_TO DO_
Return every line below as is, leaving out the pictures.

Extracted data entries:

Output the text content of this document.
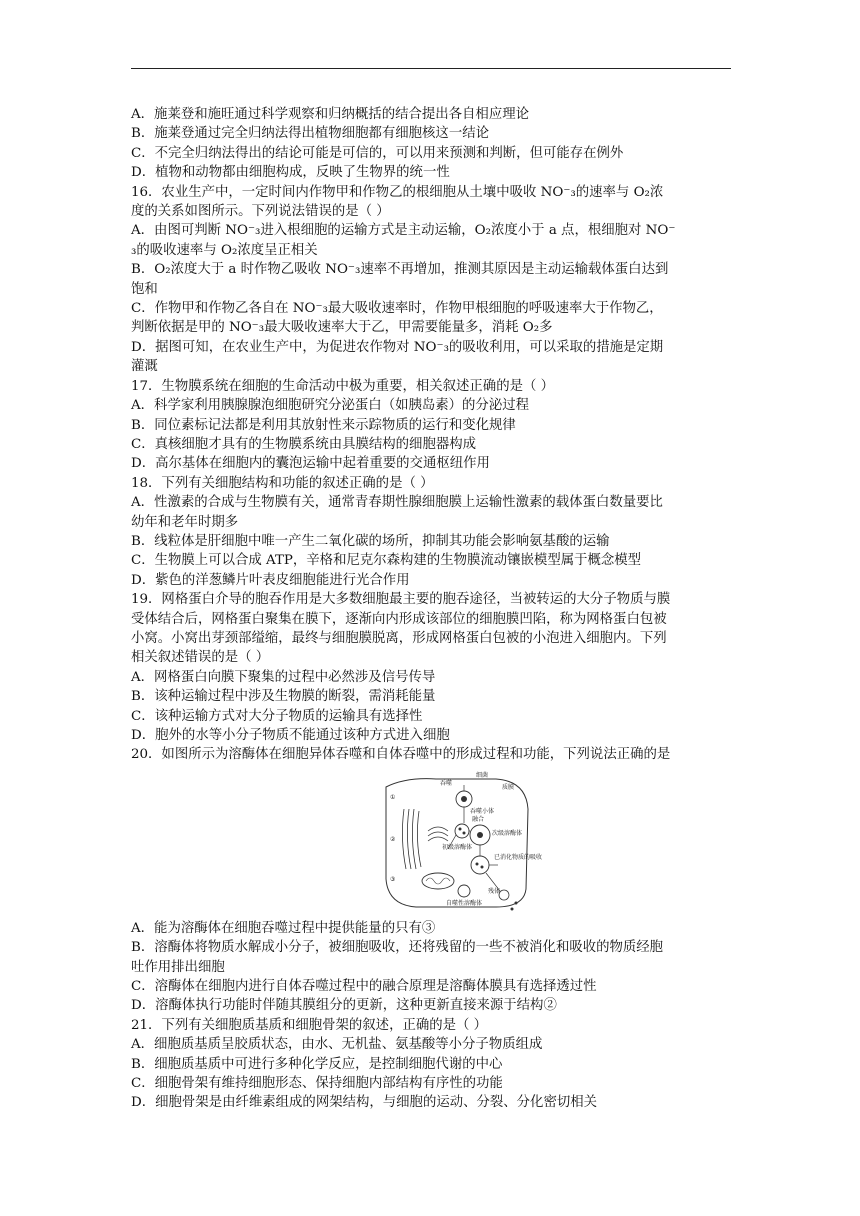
A．施莱登和施旺通过科学观察和归纳概括的结合提出各自相应理论
B．施莱登通过完全归纳法得出植物细胞都有细胞核这一结论
C．不完全归纳法得出的结论可能是可信的，可以用来预测和判断，但可能存在例外
D．植物和动物都由细胞构成，反映了生物界的统一性
16．农业生产中，一定时间内作物甲和作物乙的根细胞从土壤中吸收 NO⁻₃的速率与 O₂浓
度的关系如图所示。下列说法错误的是（ ）
A．由图可判断 NO⁻₃进入根细胞的运输方式是主动运输，O₂浓度小于 a 点，根细胞对 NO⁻
₃的吸收速率与 O₂浓度呈正相关
B．O₂浓度大于 a 时作物乙吸收 NO⁻₃速率不再增加，推测其原因是主动运输载体蛋白达到
饱和
C．作物甲和作物乙各自在 NO⁻₃最大吸收速率时，作物甲根细胞的呼吸速率大于作物乙，
判断依据是甲的 NO⁻₃最大吸收速率大于乙，甲需要能量多，消耗 O₂多
D．据图可知，在农业生产中，为促进农作物对 NO⁻₃的吸收利用，可以采取的措施是定期
灌溉
17．生物膜系统在细胞的生命活动中极为重要，相关叙述正确的是（ ）
A．科学家利用胰腺腺泡细胞研究分泌蛋白（如胰岛素）的分泌过程
B．同位素标记法都是利用其放射性来示踪物质的运行和变化规律
C．真核细胞才具有的生物膜系统由具膜结构的细胞器构成
D．高尔基体在细胞内的囊泡运输中起着重要的交通枢纽作用
18．下列有关细胞结构和功能的叙述正确的是（ ）
A．性激素的合成与生物膜有关，通常青春期性腺细胞膜上运输性激素的载体蛋白数量要比
幼年和老年时期多
B．线粒体是肝细胞中唯一产生二氧化碳的场所，抑制其功能会影响氨基酸的运输
C．生物膜上可以合成 ATP，辛格和尼克尔森构建的生物膜流动镶嵌模型属于概念模型
D．紫色的洋葱鳞片叶表皮细胞能进行光合作用
19．网格蛋白介导的胞吞作用是大多数细胞最主要的胞吞途径，当被转运的大分子物质与膜
受体结合后，网格蛋白聚集在膜下，逐渐向内形成该部位的细胞膜凹陷，称为网格蛋白包被
小窝。小窝出芽颈部缢缩，最终与细胞膜脱离，形成网格蛋白包被的小泡进入细胞内。下列
相关叙述错误的是（ ）
A．网格蛋白向膜下聚集的过程中必然涉及信号传导
B．该种运输过程中涉及生物膜的断裂，需消耗能量
C．该种运输方式对大分子物质的运输具有选择性
D．胞外的水等小分子物质不能通过该种方式进入细胞
20．如图所示为溶酶体在细胞异体吞噬和自体吞噬中的形成过程和功能，下列说法正确的是
①
②
③
吞噬
细菌
质膜
吞噬小体
融合
初级溶酶体
次级溶酶体
已消化物质的吸收
残体
自噬性溶酶体
A．能为溶酶体在细胞吞噬过程中提供能量的只有③
B．溶酶体将物质水解成小分子，被细胞吸收，还将残留的一些不被消化和吸收的物质经胞
吐作用排出细胞
C．溶酶体在细胞内进行自体吞噬过程中的融合原理是溶酶体膜具有选择透过性
D．溶酶体执行功能时伴随其膜组分的更新，这种更新直接来源于结构②
21．下列有关细胞质基质和细胞骨架的叙述，正确的是（ ）
A．细胞质基质呈胶质状态，由水、无机盐、氨基酸等小分子物质组成
B．细胞质基质中可进行多种化学反应，是控制细胞代谢的中心
C．细胞骨架有维持细胞形态、保持细胞内部结构有序性的功能
D．细胞骨架是由纤维素组成的网架结构，与细胞的运动、分裂、分化密切相关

_FULL ANSWER_
Output the text content of this document.
A．施莱登和施旺通过科学观察和归纳概括的结合提出各自相应理论
B．施莱登通过完全归纳法得出植物细胞都有细胞核这一结论
C．不完全归纳法得出的结论可能是可信的，可以用来预测和判断，但可能存在例外
D．植物和动物都由细胞构成，反映了生物界的统一性
16．农业生产中，一定时间内作物甲和作物乙的根细胞从土壤中吸收 NO⁻₃的速率与 O₂浓
度的关系如图所示。下列说法错误的是（ ）
A．由图可判断 NO⁻₃进入根细胞的运输方式是主动运输，O₂浓度小于 a 点，根细胞对 NO⁻
₃的吸收速率与 O₂浓度呈正相关
B．O₂浓度大于 a 时作物乙吸收 NO⁻₃速率不再增加，推测其原因是主动运输载体蛋白达到
饱和
C．作物甲和作物乙各自在 NO⁻₃最大吸收速率时，作物甲根细胞的呼吸速率大于作物乙，
判断依据是甲的 NO⁻₃最大吸收速率大于乙，甲需要能量多，消耗 O₂多
D．据图可知，在农业生产中，为促进农作物对 NO⁻₃的吸收利用，可以采取的措施是定期
灌溉
17．生物膜系统在细胞的生命活动中极为重要，相关叙述正确的是（ ）
A．科学家利用胰腺腺泡细胞研究分泌蛋白（如胰岛素）的分泌过程
B．同位素标记法都是利用其放射性来示踪物质的运行和变化规律
C．真核细胞才具有的生物膜系统由具膜结构的细胞器构成
D．高尔基体在细胞内的囊泡运输中起着重要的交通枢纽作用
18．下列有关细胞结构和功能的叙述正确的是（ ）
A．性激素的合成与生物膜有关，通常青春期性腺细胞膜上运输性激素的载体蛋白数量要比
幼年和老年时期多
B．线粒体是肝细胞中唯一产生二氧化碳的场所，抑制其功能会影响氨基酸的运输
C．生物膜上可以合成 ATP，辛格和尼克尔森构建的生物膜流动镶嵌模型属于概念模型
D．紫色的洋葱鳞片叶表皮细胞能进行光合作用
19．网格蛋白介导的胞吞作用是大多数细胞最主要的胞吞途径，当被转运的大分子物质与膜
受体结合后，网格蛋白聚集在膜下，逐渐向内形成该部位的细胞膜凹陷，称为网格蛋白包被
小窝。小窝出芽颈部缢缩，最终与细胞膜脱离，形成网格蛋白包被的小泡进入细胞内。下列
相关叙述错误的是（ ）
A．网格蛋白向膜下聚集的过程中必然涉及信号传导
B．该种运输过程中涉及生物膜的断裂，需消耗能量
C．该种运输方式对大分子物质的运输具有选择性
D．胞外的水等小分子物质不能通过该种方式进入细胞
20．如图所示为溶酶体在细胞异体吞噬和自体吞噬中的形成过程和功能，下列说法正确的是
①
②
③
吞噬
细菌
质膜
吞噬小体
融合
初级溶酶体
次级溶酶体
已消化物质的吸收
残体
自噬性溶酶体
A．能为溶酶体在细胞吞噬过程中提供能量的只有③
B．溶酶体将物质水解成小分子，被细胞吸收，还将残留的一些不被消化和吸收的物质经胞
吐作用排出细胞
C．溶酶体在细胞内进行自体吞噬过程中的融合原理是溶酶体膜具有选择透过性
D．溶酶体执行功能时伴随其膜组分的更新，这种更新直接来源于结构②
21．下列有关细胞质基质和细胞骨架的叙述，正确的是（ ）
A．细胞质基质呈胶质状态，由水、无机盐、氨基酸等小分子物质组成
B．细胞质基质中可进行多种化学反应，是控制细胞代谢的中心
C．细胞骨架有维持细胞形态、保持细胞内部结构有序性的功能
D．细胞骨架是由纤维素组成的网架结构，与细胞的运动、分裂、分化密切相关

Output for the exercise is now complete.